**EXERCISE PROMPT**
All of the data below must be repeated exactly.

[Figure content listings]

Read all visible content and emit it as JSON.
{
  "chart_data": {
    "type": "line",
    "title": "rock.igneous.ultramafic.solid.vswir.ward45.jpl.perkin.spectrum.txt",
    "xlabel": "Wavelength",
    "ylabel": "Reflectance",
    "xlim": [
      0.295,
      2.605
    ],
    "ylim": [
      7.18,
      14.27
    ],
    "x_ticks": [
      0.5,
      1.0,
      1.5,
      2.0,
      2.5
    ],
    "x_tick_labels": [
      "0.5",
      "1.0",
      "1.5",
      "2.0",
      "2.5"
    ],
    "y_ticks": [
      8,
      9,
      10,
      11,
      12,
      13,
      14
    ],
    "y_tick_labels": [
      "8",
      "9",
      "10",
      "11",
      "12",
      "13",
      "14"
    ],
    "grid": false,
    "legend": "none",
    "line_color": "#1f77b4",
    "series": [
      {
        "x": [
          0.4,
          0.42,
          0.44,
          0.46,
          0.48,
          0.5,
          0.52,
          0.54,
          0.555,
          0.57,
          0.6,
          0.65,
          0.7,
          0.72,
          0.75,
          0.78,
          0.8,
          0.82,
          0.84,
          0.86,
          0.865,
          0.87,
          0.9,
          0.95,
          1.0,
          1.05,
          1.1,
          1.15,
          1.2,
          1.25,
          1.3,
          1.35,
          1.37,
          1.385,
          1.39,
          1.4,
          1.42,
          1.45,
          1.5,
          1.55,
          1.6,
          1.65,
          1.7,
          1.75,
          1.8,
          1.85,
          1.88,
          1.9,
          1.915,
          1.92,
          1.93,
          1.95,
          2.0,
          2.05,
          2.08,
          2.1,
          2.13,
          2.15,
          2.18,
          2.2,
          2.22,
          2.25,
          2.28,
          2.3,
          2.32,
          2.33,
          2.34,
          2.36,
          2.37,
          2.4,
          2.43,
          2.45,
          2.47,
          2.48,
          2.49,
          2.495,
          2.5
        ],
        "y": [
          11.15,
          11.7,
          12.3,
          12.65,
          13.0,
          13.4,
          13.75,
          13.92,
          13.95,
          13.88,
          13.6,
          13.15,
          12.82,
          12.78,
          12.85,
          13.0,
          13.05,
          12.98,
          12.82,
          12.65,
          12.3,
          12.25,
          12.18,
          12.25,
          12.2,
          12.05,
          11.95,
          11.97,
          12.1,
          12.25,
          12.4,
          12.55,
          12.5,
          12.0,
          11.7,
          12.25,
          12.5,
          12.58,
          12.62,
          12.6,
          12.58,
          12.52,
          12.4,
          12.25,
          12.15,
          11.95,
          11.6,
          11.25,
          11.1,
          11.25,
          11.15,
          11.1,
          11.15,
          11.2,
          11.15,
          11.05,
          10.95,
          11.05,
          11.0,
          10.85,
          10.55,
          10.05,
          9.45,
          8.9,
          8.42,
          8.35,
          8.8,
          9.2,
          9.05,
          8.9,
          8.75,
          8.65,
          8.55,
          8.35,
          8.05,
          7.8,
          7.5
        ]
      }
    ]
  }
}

**CORRECT ANSWER**
Read all visible content and emit it as JSON.
{
  "chart_data": {
    "type": "line",
    "title": "rock.igneous.ultramafic.solid.vswir.ward45.jpl.perkin.spectrum.txt",
    "xlabel": "Wavelength",
    "ylabel": "Reflectance",
    "xlim": [
      0.295,
      2.605
    ],
    "ylim": [
      7.18,
      14.27
    ],
    "x_ticks": [
      0.5,
      1.0,
      1.5,
      2.0,
      2.5
    ],
    "x_tick_labels": [
      "0.5",
      "1.0",
      "1.5",
      "2.0",
      "2.5"
    ],
    "y_ticks": [
      8,
      9,
      10,
      11,
      12,
      13,
      14
    ],
    "y_tick_labels": [
      "8",
      "9",
      "10",
      "11",
      "12",
      "13",
      "14"
    ],
    "grid": false,
    "legend": "none",
    "line_color": "#1f77b4",
    "series": [
      {
        "x": [
          0.4,
          0.42,
          0.44,
          0.46,
          0.48,
          0.5,
          0.52,
          0.54,
          0.555,
          0.57,
          0.6,
          0.65,
          0.7,
          0.72,
          0.75,
          0.78,
          0.8,
          0.82,
          0.84,
          0.86,
          0.865,
          0.87,
          0.9,
          0.95,
          1.0,
          1.05,
          1.1,
          1.15,
          1.2,
          1.25,
          1.3,
          1.35,
          1.37,
          1.385,
          1.39,
          1.4,
          1.42,
          1.45,
          1.5,
          1.55,
          1.6,
          1.65,
          1.7,
          1.75,
          1.8,
          1.85,
          1.88,
          1.9,
          1.915,
          1.92,
          1.93,
          1.95,
          2.0,
          2.05,
          2.08,
          2.1,
          2.13,
          2.15,
          2.18,
          2.2,
          2.22,
          2.25,
          2.28,
          2.3,
          2.32,
          2.33,
          2.34,
          2.36,
          2.37,
          2.4,
          2.43,
          2.45,
          2.47,
          2.48,
          2.49,
          2.495,
          2.5
        ],
        "y": [
          11.15,
          11.7,
          12.3,
          12.65,
          13.0,
          13.4,
          13.75,
          13.92,
          13.95,
          13.88,
          13.6,
          13.15,
          12.82,
          12.78,
          12.85,
          13.0,
          13.05,
          12.98,
          12.82,
          12.65,
          12.3,
          12.25,
          12.18,
          12.25,
          12.2,
          12.05,
          11.95,
          11.97,
          12.1,
          12.25,
          12.4,
          12.55,
          12.5,
          12.0,
          11.7,
          12.25,
          12.5,
          12.58,
          12.62,
          12.6,
          12.58,
          12.52,
          12.4,
          12.25,
          12.15,
          11.95,
          11.6,
          11.25,
          11.1,
          11.25,
          11.15,
          11.1,
          11.15,
          11.2,
          11.15,
          11.05,
          10.95,
          11.05,
          11.0,
          10.85,
          10.55,
          10.05,
          9.45,
          8.9,
          8.42,
          8.35,
          8.8,
          9.2,
          9.05,
          8.9,
          8.75,
          8.65,
          8.55,
          8.35,
          8.05,
          7.8,
          7.5
        ]
      }
    ]
  }
}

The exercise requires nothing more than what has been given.